### Directions for this task
Using the travel account of Sri Lanka below, answer these questions:
1. In what year did the writer visit the island?
2. How many hours did the writer have to discover Colombo?
3. What did the writer buy at the duty-free shop?

### Document section
I was fortunate to visit in 2010, just a year after the civil war had ended. During the short flight with national carrier Sri Lankan Airways from Male’ in the Maldives to this tear shaped island just off the coast of India, I spent most of the journey chatting to a friendly ‘English language’ teacher, who was returning home for the weekend. Before I knew it, I had arrived at Bandaranaike International Airport.
After spending four weeks in Male’ – capital of the Maldives where I was employed to work as a travel journalist a few weeks earlier, I was required to visit Sri Lanka for a visa run just a month later and I planned to make the most of my short time there.
I had 24 hours to discover Colombo – the capital of the island nation. For me that adventure began as soon as I touched down, as Bandaranaike is one of the busiest airports in South Asia so it was great to observe the hustle and bustle of the passengers and as Buddhism is the predominant national religion of this country I was greeted by a giant Buddha statue at the airport like a smiling friend.
It was a welcome contrast to the stern stares, hushed tones and domed mosques of the secular capital of the country I had left behind, although the resorts are something quite different. As a result, I was really looking forward to exploring this rainbow nation and its diverse culture. Already almost 30 days without alcohol in a dry Muslim country, I headed straight to the duty-free shop for a bottle of vodka.

### Record set
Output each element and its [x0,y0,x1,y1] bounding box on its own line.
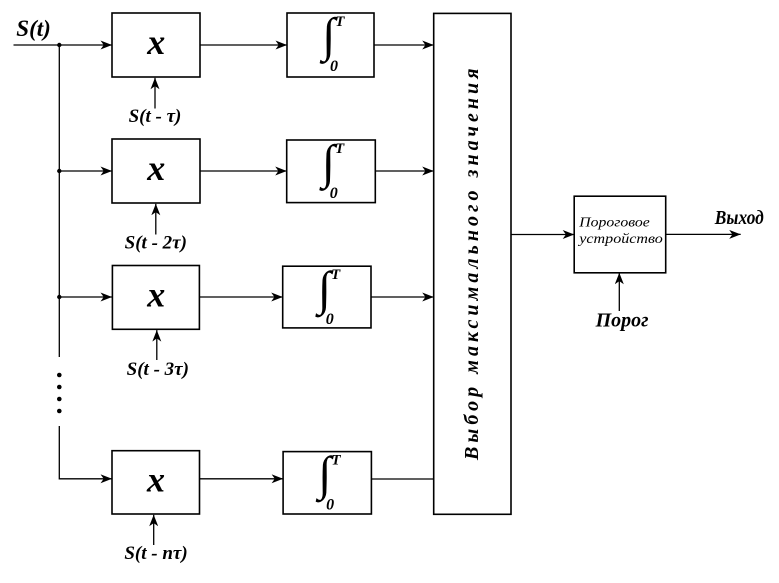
integral symbol block 3 [314,262,341,328]
wire: delayed signal arrow into multiplier 2 bottom [155,204,157,235]
svg-text:x: x [146,459,165,499]
svg-text:0: 0 [326,311,334,328]
wire: integrator 1 to selector [374,44,434,46]
svg-text:x: x [146,148,165,188]
multiplier block 4 [112,451,200,514]
wire: Porog arrow into threshold device bottom [618,273,620,311]
wire: integrator 3 to selector [371,296,434,298]
selector block: maximum value selection [434,13,511,514]
wire: delayed signal arrow into multiplier 4 bottom [153,515,155,545]
svg-text:x: x [146,22,165,62]
integral symbol block 4 [315,448,342,514]
ellipsis dots on bus [57,373,62,414]
svg-text:0: 0 [330,58,338,75]
svg-text:T: T [335,14,345,30]
wire: bus lower segment with bend into multiplier 4 [59,426,112,479]
svg-text:S(t - 2τ): S(t - 2τ) [125,232,187,253]
wire: multiplier 1 to integrator 1 [200,44,287,46]
svg-text:0: 0 [330,185,338,202]
svg-text:x: x [146,274,165,314]
integrator block 1 [287,13,374,77]
wire: threshold device output [666,233,741,235]
svg-text:Выбор максимального значения: Выбор максимального значения [461,64,483,461]
integrator block 3 [283,266,371,328]
svg-text:0: 0 [326,497,334,514]
svg-text:S(t - τ): S(t - τ) [129,106,182,127]
svg-text:Выход: Выход [714,207,764,229]
wire: multiplier 2 to integrator 2 [200,170,287,172]
wire: multiplier 4 to integrator 4 [200,478,284,480]
junction dot node row 2 [57,169,61,173]
integrator block 4 [283,452,371,514]
multiplier block 1 [112,13,200,77]
wire: tap to multiplier 3 [59,296,112,298]
wire: tap to multiplier 2 [59,170,112,172]
wire: integrator 2 to selector [375,170,433,172]
integrator block 2 [287,140,376,203]
svg-text:T: T [335,141,345,157]
wire: delayed signal arrow into multiplier 3 bottom [156,330,158,360]
svg-text:Пороговое: Пороговое [578,216,650,231]
svg-text:S(t): S(t) [16,16,51,41]
svg-text:устройство: устройство [577,232,663,247]
wire: input S(t) into multiplier 1 [14,44,113,46]
label: Porogovoe ustroystvo [577,216,663,248]
wire: selector to threshold device [511,234,574,236]
wire: integrator 4 to selector (no arrow) [371,478,433,480]
svg-text:S(t - nτ): S(t - nτ) [124,543,187,564]
wire: delayed signal arrow into multiplier 1 bottom [154,78,156,109]
integral symbol block 2 [318,136,345,202]
svg-text:S(t - 3τ): S(t - 3τ) [127,359,189,380]
integral symbol block 1 [319,9,346,75]
multiplier block 3 [112,266,199,330]
threshold device block [574,196,666,273]
multiplier block 2 [112,139,200,203]
junction dot node row 1 [57,43,61,47]
wire: multiplier 3 to integrator 3 [199,296,282,298]
svg-text:T: T [331,453,341,469]
svg-text:T: T [331,267,341,283]
svg-text:Порог: Порог [595,309,649,331]
wire: vertical bus from node row1 down [58,45,60,357]
junction dot node row 3 [57,295,61,299]
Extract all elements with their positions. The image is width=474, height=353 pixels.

### Exercise answer
1. 2010
2. 24 hours
3. A bottle of vodka